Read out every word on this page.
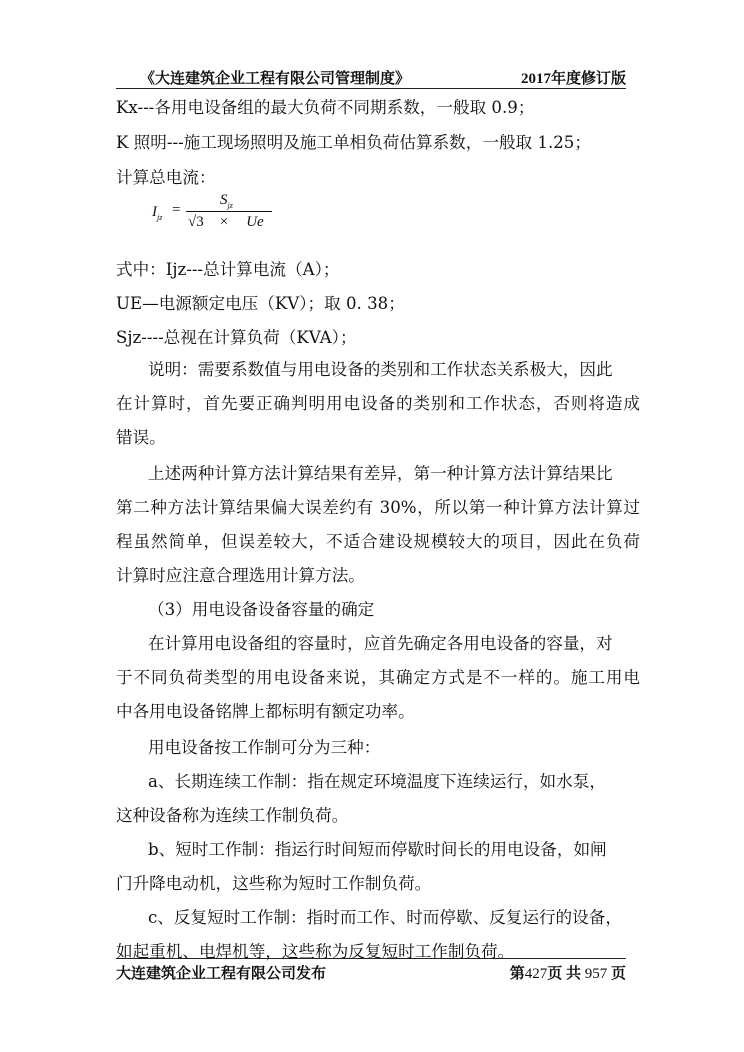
《大连建筑企业工程有限公司管理制度》	2017年度修订版
Kx---各用电设备组的最大负荷不同期系数，一般取 0.9；
K 照明---施工现场照明及施工单相负荷估算系数，一般取 1.25；
计算总电流：
$I_{jz}$ =
$S_{jz}$
√3 × Ue
式中：Ijz---总计算电流（A）；
UE—电源额定电压（KV）；取 0. 38；
Sjz----总视在计算负荷（KVA）；
说明：需要系数值与用电设备的类别和工作状态关系极大，因此
在计算时，首先要正确判明用电设备的类别和工作状态，否则将造成
错误。
上述两种计算方法计算结果有差异，第一种计算方法计算结果比
第二种方法计算结果偏大误差约有 30%，所以第一种计算方法计算过
程虽然简单，但误差较大，不适合建设规模较大的项目，因此在负荷
计算时应注意合理选用计算方法。
（3）用电设备设备容量的确定
在计算用电设备组的容量时，应首先确定各用电设备的容量，对
于不同负荷类型的用电设备来说，其确定方式是不一样的。施工用电
中各用电设备铭牌上都标明有额定功率。
用电设备按工作制可分为三种：
a、长期连续工作制：指在规定环境温度下连续运行，如水泵，
这种设备称为连续工作制负荷。
b、短时工作制：指运行时间短而停歇时间长的用电设备，如闸
门升降电动机，这些称为短时工作制负荷。
c、反复短时工作制：指时而工作、时而停歇、反复运行的设备，
如起重机、电焊机等，这些称为反复短时工作制负荷。
大连建筑企业工程有限公司发布	第427页 共 957 页
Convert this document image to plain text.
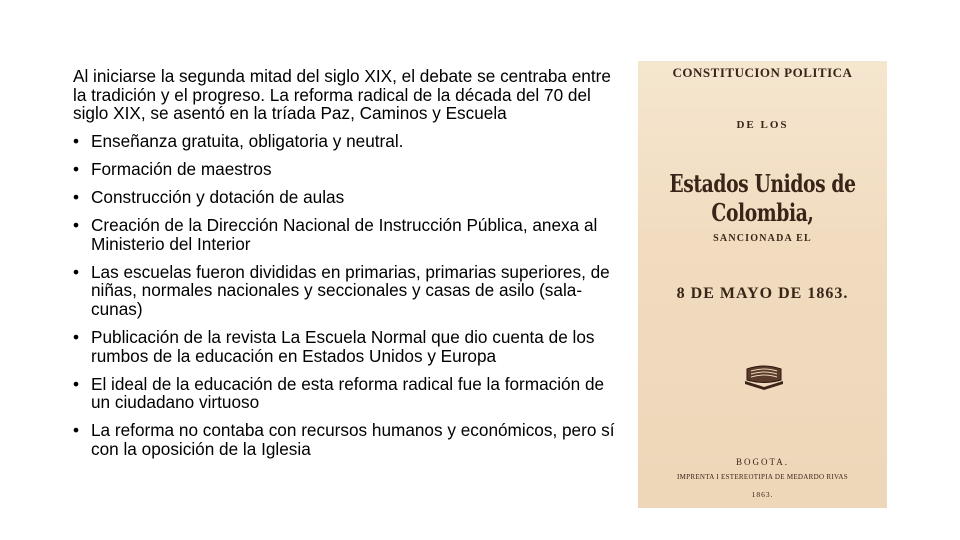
Al iniciarse la segunda mitad del siglo XIX, el debate se centraba entre la tradición y el progreso. La reforma radical de la década del 70 del siglo XIX, se asentó en la tríada Paz, Caminos y Escuela

• Enseñanza gratuita, obligatoria y neutral.
• Formación de maestros
• Construcción y dotación de aulas
• Creación de la Dirección Nacional de Instrucción Pública, anexa al Ministerio del Interior
• Las escuelas fueron divididas en primarias, primarias superiores, de niñas, normales nacionales y seccionales y casas de asilo (sala-cunas)
• Publicación de la revista La Escuela Normal que dio cuenta de los rumbos de la educación en Estados Unidos y Europa
• El ideal de la educación de esta reforma radical fue la formación de un ciudadano virtuoso
• La reforma no contaba con recursos humanos y económicos, pero sí con la oposición de la Iglesia
CONSTITUCION POLITICA
DE LOS
Estados Unidos de Colombia,
SANCIONADA EL
8 DE MAYO DE 1863.
BOGOTA.
IMPRENTA I ESTEREOTIPIA DE MEDARDO RIVAS
1863.
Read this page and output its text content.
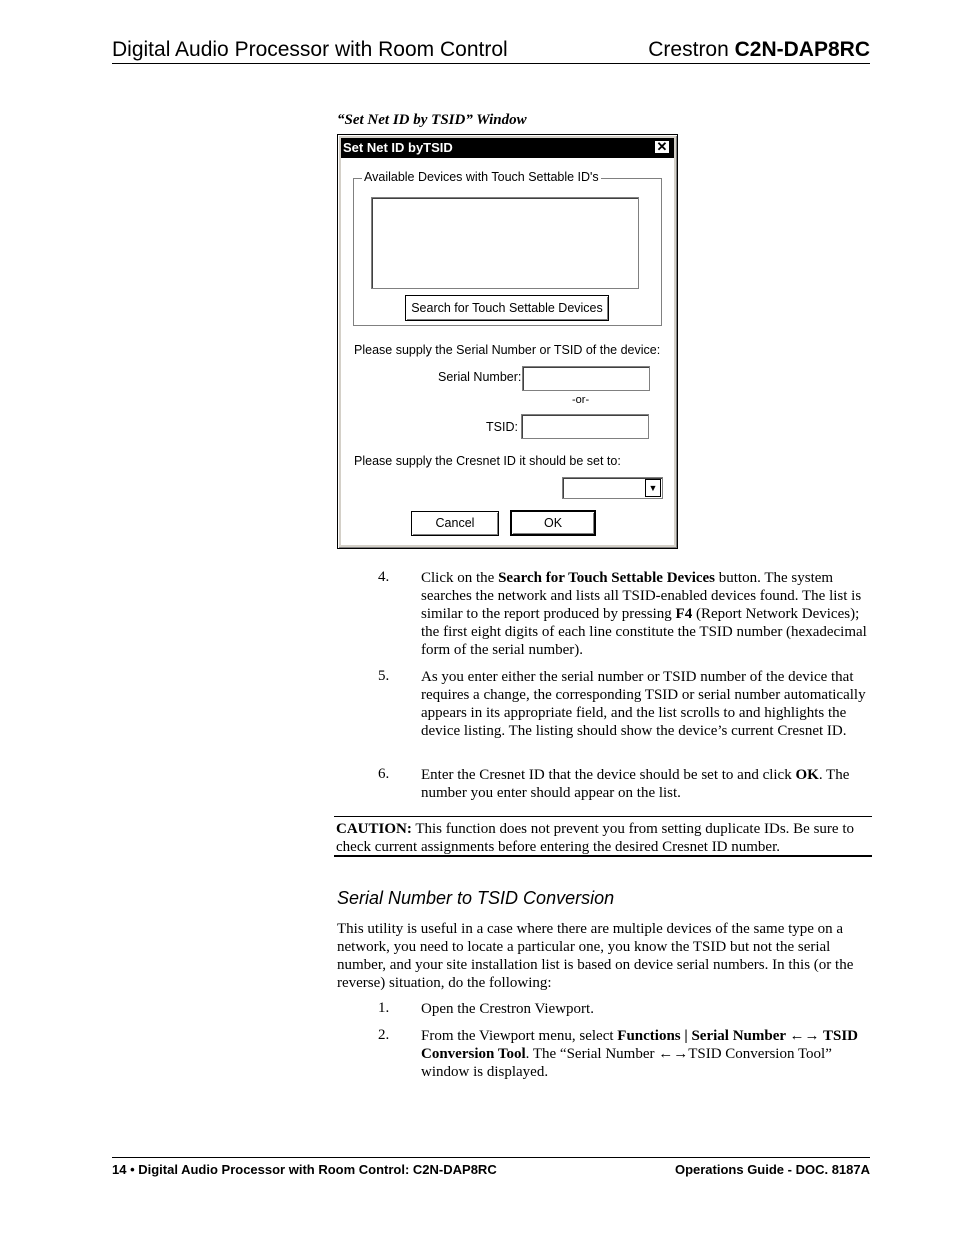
Digital Audio Processor with Room Control	Crestron C2N-DAP8RC
“Set Net ID by TSID” Window
Set Net ID byTSID	✕
Available Devices with Touch Settable ID's
Search for Touch Settable Devices
Please supply the Serial Number or TSID of the device:
Serial Number:
-or-
TSID:
Please supply the Cresnet ID it should be set to:
▼
Cancel	OK
4. Click on the Search for Touch Settable Devices button. The system searches the network and lists all TSID-enabled devices found. The list is similar to the report produced by pressing F4 (Report Network Devices); the first eight digits of each line constitute the TSID number (hexadecimal form of the serial number).
5. As you enter either the serial number or TSID number of the device that requires a change, the corresponding TSID or serial number automatically appears in its appropriate field, and the list scrolls to and highlights the device listing. The listing should show the device’s current Cresnet ID.
6. Enter the Cresnet ID that the device should be set to and click OK. The number you enter should appear on the list.

CAUTION: This function does not prevent you from setting duplicate IDs. Be sure to check current assignments before entering the desired Cresnet ID number.

Serial Number to TSID Conversion
This utility is useful in a case where there are multiple devices of the same type on a network, you need to locate a particular one, you know the TSID but not the serial number, and your site installation list is based on device serial numbers. In this (or the reverse) situation, do the following:
1. Open the Crestron Viewport.
2. From the Viewport menu, select Functions | Serial Number ←→ TSID Conversion Tool. The “Serial Number ←→TSID Conversion Tool” window is displayed.
14 • Digital Audio Processor with Room Control: C2N-DAP8RC	Operations Guide - DOC. 8187A
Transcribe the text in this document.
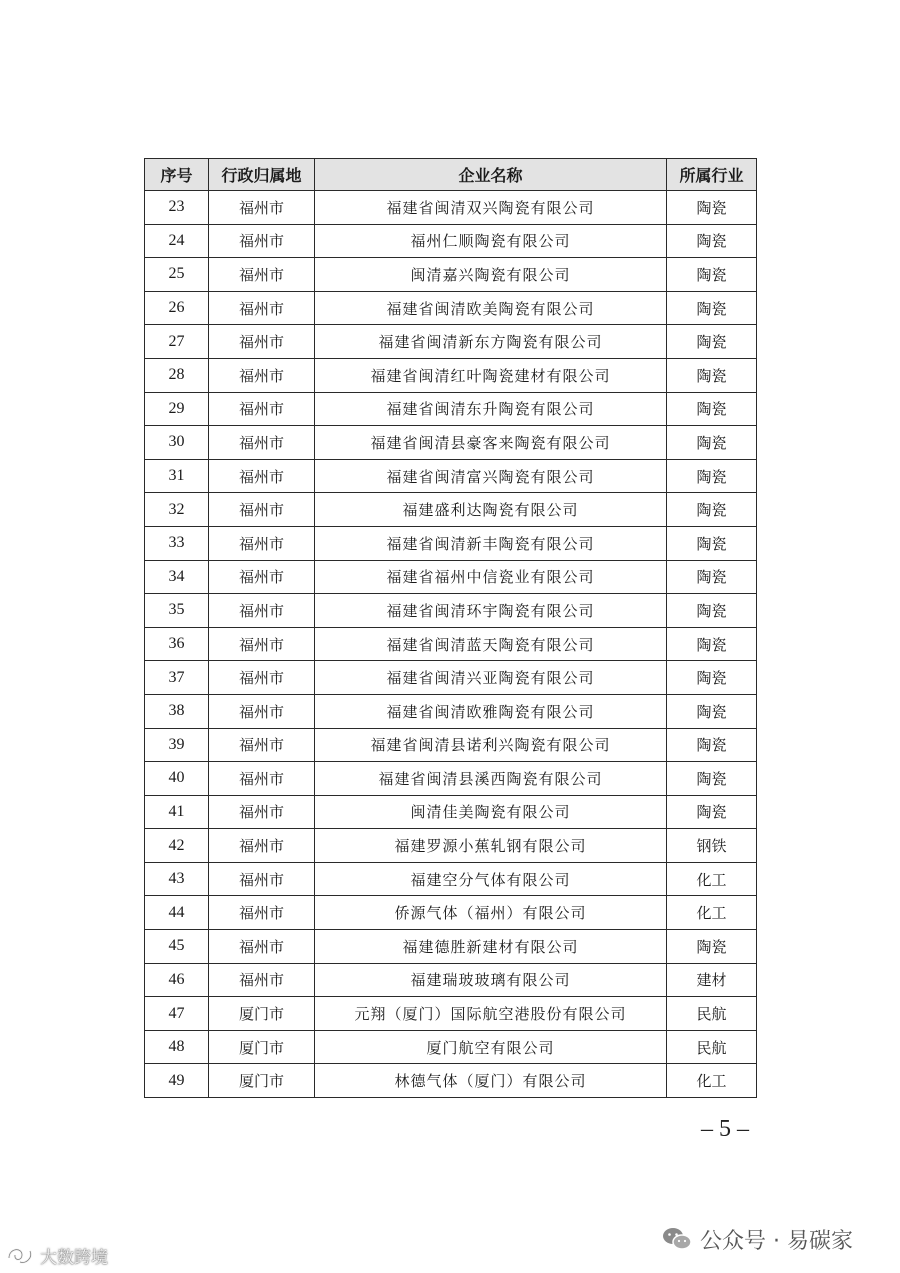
序号	行政归属地	企业名称	所属行业
23	福州市	福建省闽清双兴陶瓷有限公司	陶瓷
24	福州市	福州仁顺陶瓷有限公司	陶瓷
25	福州市	闽清嘉兴陶瓷有限公司	陶瓷
26	福州市	福建省闽清欧美陶瓷有限公司	陶瓷
27	福州市	福建省闽清新东方陶瓷有限公司	陶瓷
28	福州市	福建省闽清红叶陶瓷建材有限公司	陶瓷
29	福州市	福建省闽清东升陶瓷有限公司	陶瓷
30	福州市	福建省闽清县豪客来陶瓷有限公司	陶瓷
31	福州市	福建省闽清富兴陶瓷有限公司	陶瓷
32	福州市	福建盛利达陶瓷有限公司	陶瓷
33	福州市	福建省闽清新丰陶瓷有限公司	陶瓷
34	福州市	福建省福州中信瓷业有限公司	陶瓷
35	福州市	福建省闽清环宇陶瓷有限公司	陶瓷
36	福州市	福建省闽清蓝天陶瓷有限公司	陶瓷
37	福州市	福建省闽清兴亚陶瓷有限公司	陶瓷
38	福州市	福建省闽清欧雅陶瓷有限公司	陶瓷
39	福州市	福建省闽清县诺利兴陶瓷有限公司	陶瓷
40	福州市	福建省闽清县溪西陶瓷有限公司	陶瓷
41	福州市	闽清佳美陶瓷有限公司	陶瓷
42	福州市	福建罗源小蕉轧钢有限公司	钢铁
43	福州市	福建空分气体有限公司	化工
44	福州市	侨源气体（福州）有限公司	化工
45	福州市	福建德胜新建材有限公司	陶瓷
46	福州市	福建瑞玻玻璃有限公司	建材
47	厦门市	元翔（厦门）国际航空港股份有限公司	民航
48	厦门市	厦门航空有限公司	民航
49	厦门市	林德气体（厦门）有限公司	化工
– 5 –
公众号 · 易碳家
大数跨境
◆ ◆ ◆ ◆
- PROBLEM TO SOLVE: From the entries above, output every line exactly and omit any image.

- THE OUTPUT:
Read out every word on this page.
《大连建筑企业工程有限公司管理制度》	2017年度修订版
Kx---各用电设备组的最大负荷不同期系数，一般取 0.9；
K 照明---施工现场照明及施工单相负荷估算系数，一般取 1.25；
计算总电流：
$I_{jz}$ =
$S_{jz}$
√3 × Ue
式中：Ijz---总计算电流（A）；
UE—电源额定电压（KV）；取 0. 38；
Sjz----总视在计算负荷（KVA）；
说明：需要系数值与用电设备的类别和工作状态关系极大，因此
在计算时，首先要正确判明用电设备的类别和工作状态，否则将造成
错误。
上述两种计算方法计算结果有差异，第一种计算方法计算结果比
第二种方法计算结果偏大误差约有 30%，所以第一种计算方法计算过
程虽然简单，但误差较大，不适合建设规模较大的项目，因此在负荷
计算时应注意合理选用计算方法。
（3）用电设备设备容量的确定
在计算用电设备组的容量时，应首先确定各用电设备的容量，对
于不同负荷类型的用电设备来说，其确定方式是不一样的。施工用电
中各用电设备铭牌上都标明有额定功率。
用电设备按工作制可分为三种：
a、长期连续工作制：指在规定环境温度下连续运行，如水泵，
这种设备称为连续工作制负荷。
b、短时工作制：指运行时间短而停歇时间长的用电设备，如闸
门升降电动机，这些称为短时工作制负荷。
c、反复短时工作制：指时而工作、时而停歇、反复运行的设备，
如起重机、电焊机等，这些称为反复短时工作制负荷。
大连建筑企业工程有限公司发布	第427页 共 957 页
Convert this document image to plain text.
Al iniciarse la segunda mitad del siglo XIX, el debate se centraba entre la tradición y el progreso. La reforma radical de la década del 70 del siglo XIX, se asentó en la tríada Paz, Caminos y Escuela

• Enseñanza gratuita, obligatoria y neutral.
• Formación de maestros
• Construcción y dotación de aulas
• Creación de la Dirección Nacional de Instrucción Pública, anexa al Ministerio del Interior
• Las escuelas fueron divididas en primarias, primarias superiores, de niñas, normales nacionales y seccionales y casas de asilo (sala-cunas)
• Publicación de la revista La Escuela Normal que dio cuenta de los rumbos de la educación en Estados Unidos y Europa
• El ideal de la educación de esta reforma radical fue la formación de un ciudadano virtuoso
• La reforma no contaba con recursos humanos y económicos, pero sí con la oposición de la Iglesia
CONSTITUCION POLITICA
DE LOS
Estados Unidos de Colombia,
SANCIONADA EL
8 DE MAYO DE 1863.
BOGOTA.
IMPRENTA I ESTEREOTIPIA DE MEDARDO RIVAS
1863.
Read this page and output its text content.
Digital Audio Processor with Room Control	Crestron C2N-DAP8RC
“Set Net ID by TSID” Window
Set Net ID byTSID	✕
Available Devices with Touch Settable ID's
Search for Touch Settable Devices
Please supply the Serial Number or TSID of the device:
Serial Number:
-or-
TSID:
Please supply the Cresnet ID it should be set to:
▼
Cancel	OK
4. Click on the Search for Touch Settable Devices button. The system searches the network and lists all TSID-enabled devices found. The list is similar to the report produced by pressing F4 (Report Network Devices); the first eight digits of each line constitute the TSID number (hexadecimal form of the serial number).
5. As you enter either the serial number or TSID number of the device that requires a change, the corresponding TSID or serial number automatically appears in its appropriate field, and the list scrolls to and highlights the device listing. The listing should show the device’s current Cresnet ID.
6. Enter the Cresnet ID that the device should be set to and click OK. The number you enter should appear on the list.

CAUTION: This function does not prevent you from setting duplicate IDs. Be sure to check current assignments before entering the desired Cresnet ID number.

Serial Number to TSID Conversion
This utility is useful in a case where there are multiple devices of the same type on a network, you need to locate a particular one, you know the TSID but not the serial number, and your site installation list is based on device serial numbers. In this (or the reverse) situation, do the following:
1. Open the Crestron Viewport.
2. From the Viewport menu, select Functions | Serial Number ←→ TSID Conversion Tool. The “Serial Number ←→TSID Conversion Tool” window is displayed.
14 • Digital Audio Processor with Room Control: C2N-DAP8RC	Operations Guide - DOC. 8187A
Transcribe the text in this document.
序号	行政归属地	企业名称	所属行业
23	福州市	福建省闽清双兴陶瓷有限公司	陶瓷
24	福州市	福州仁顺陶瓷有限公司	陶瓷
25	福州市	闽清嘉兴陶瓷有限公司	陶瓷
26	福州市	福建省闽清欧美陶瓷有限公司	陶瓷
27	福州市	福建省闽清新东方陶瓷有限公司	陶瓷
28	福州市	福建省闽清红叶陶瓷建材有限公司	陶瓷
29	福州市	福建省闽清东升陶瓷有限公司	陶瓷
30	福州市	福建省闽清县豪客来陶瓷有限公司	陶瓷
31	福州市	福建省闽清富兴陶瓷有限公司	陶瓷
32	福州市	福建盛利达陶瓷有限公司	陶瓷
33	福州市	福建省闽清新丰陶瓷有限公司	陶瓷
34	福州市	福建省福州中信瓷业有限公司	陶瓷
35	福州市	福建省闽清环宇陶瓷有限公司	陶瓷
36	福州市	福建省闽清蓝天陶瓷有限公司	陶瓷
37	福州市	福建省闽清兴亚陶瓷有限公司	陶瓷
38	福州市	福建省闽清欧雅陶瓷有限公司	陶瓷
39	福州市	福建省闽清县诺利兴陶瓷有限公司	陶瓷
40	福州市	福建省闽清县溪西陶瓷有限公司	陶瓷
41	福州市	闽清佳美陶瓷有限公司	陶瓷
42	福州市	福建罗源小蕉轧钢有限公司	钢铁
43	福州市	福建空分气体有限公司	化工
44	福州市	侨源气体（福州）有限公司	化工
45	福州市	福建德胜新建材有限公司	陶瓷
46	福州市	福建瑞玻玻璃有限公司	建材
47	厦门市	元翔（厦门）国际航空港股份有限公司	民航
48	厦门市	厦门航空有限公司	民航
49	厦门市	林德气体（厦门）有限公司	化工
– 5 –
公众号 · 易碳家
大数跨境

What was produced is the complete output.